WHAT TO WORK ON => Write out only the lines of the material from the line with "layer-item[interactable]: ✔ Material" up to and including the line with "layers-panel-close-icon[interactable]: ✕ [788, 447, 798, 457]", substituting "sidebar-tool-button" for "left-tool-button" and leaving everything else unchanged.

DATASET ROWS =>
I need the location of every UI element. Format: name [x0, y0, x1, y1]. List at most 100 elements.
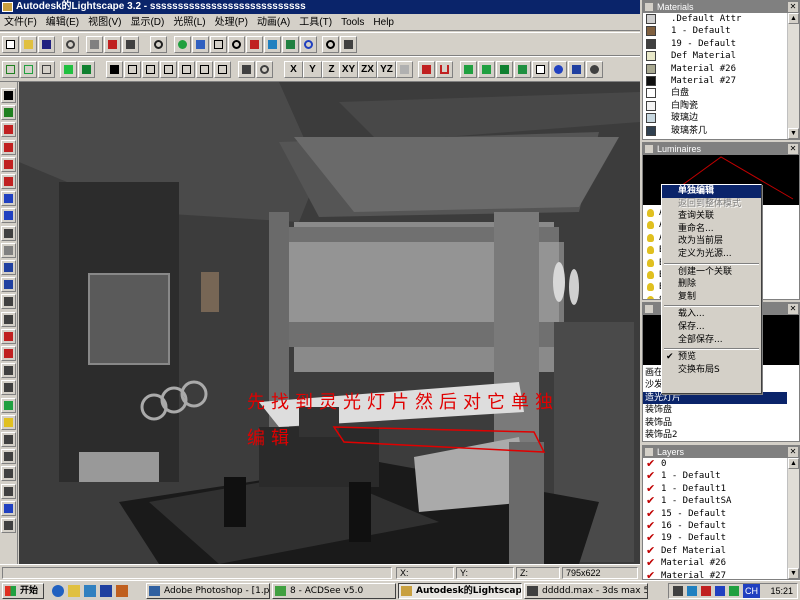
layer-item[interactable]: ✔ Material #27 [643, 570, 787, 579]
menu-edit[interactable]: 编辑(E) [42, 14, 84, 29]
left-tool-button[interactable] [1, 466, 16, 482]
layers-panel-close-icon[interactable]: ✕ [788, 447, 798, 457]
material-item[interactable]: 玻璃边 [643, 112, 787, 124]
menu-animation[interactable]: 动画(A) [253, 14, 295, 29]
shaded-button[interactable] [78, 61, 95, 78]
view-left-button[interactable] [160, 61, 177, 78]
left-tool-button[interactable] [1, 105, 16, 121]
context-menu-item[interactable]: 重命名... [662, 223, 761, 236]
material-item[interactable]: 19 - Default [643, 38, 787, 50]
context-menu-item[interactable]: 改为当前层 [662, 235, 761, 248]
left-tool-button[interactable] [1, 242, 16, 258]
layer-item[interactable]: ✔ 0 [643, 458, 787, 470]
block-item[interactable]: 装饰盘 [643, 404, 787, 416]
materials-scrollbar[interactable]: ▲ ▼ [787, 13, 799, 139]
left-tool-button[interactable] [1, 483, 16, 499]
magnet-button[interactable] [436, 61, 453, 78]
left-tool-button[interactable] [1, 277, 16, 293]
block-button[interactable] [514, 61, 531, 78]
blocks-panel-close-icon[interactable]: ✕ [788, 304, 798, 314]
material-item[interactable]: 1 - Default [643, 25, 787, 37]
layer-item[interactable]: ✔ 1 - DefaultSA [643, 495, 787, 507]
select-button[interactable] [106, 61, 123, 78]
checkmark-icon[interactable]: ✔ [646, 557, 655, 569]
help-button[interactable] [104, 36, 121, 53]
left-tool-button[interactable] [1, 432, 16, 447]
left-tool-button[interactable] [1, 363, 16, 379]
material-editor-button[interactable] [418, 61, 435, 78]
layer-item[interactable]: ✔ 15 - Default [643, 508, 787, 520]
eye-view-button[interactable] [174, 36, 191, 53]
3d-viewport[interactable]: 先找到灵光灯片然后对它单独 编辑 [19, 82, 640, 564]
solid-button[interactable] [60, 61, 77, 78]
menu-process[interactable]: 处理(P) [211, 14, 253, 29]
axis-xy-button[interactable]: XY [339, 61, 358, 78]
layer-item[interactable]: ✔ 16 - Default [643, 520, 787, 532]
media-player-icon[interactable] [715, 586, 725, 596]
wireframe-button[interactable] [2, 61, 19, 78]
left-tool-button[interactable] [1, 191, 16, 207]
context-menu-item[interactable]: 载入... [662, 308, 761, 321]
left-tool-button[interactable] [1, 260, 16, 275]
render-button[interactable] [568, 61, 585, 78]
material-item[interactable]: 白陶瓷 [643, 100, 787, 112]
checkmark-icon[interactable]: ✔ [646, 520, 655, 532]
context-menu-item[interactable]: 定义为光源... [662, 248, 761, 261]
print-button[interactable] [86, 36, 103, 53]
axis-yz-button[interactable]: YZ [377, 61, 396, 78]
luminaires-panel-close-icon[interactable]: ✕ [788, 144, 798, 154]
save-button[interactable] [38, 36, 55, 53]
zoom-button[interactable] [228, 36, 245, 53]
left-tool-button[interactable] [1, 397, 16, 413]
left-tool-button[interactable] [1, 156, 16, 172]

RESPONSE =>
layer-item[interactable]: ✔ Material #27 [643, 570, 787, 579]
menu-edit[interactable]: 编辑(E) [42, 14, 84, 29]
sidebar-tool-button[interactable] [1, 466, 16, 482]
layers-panel-close-icon[interactable]: ✕ [788, 447, 798, 457]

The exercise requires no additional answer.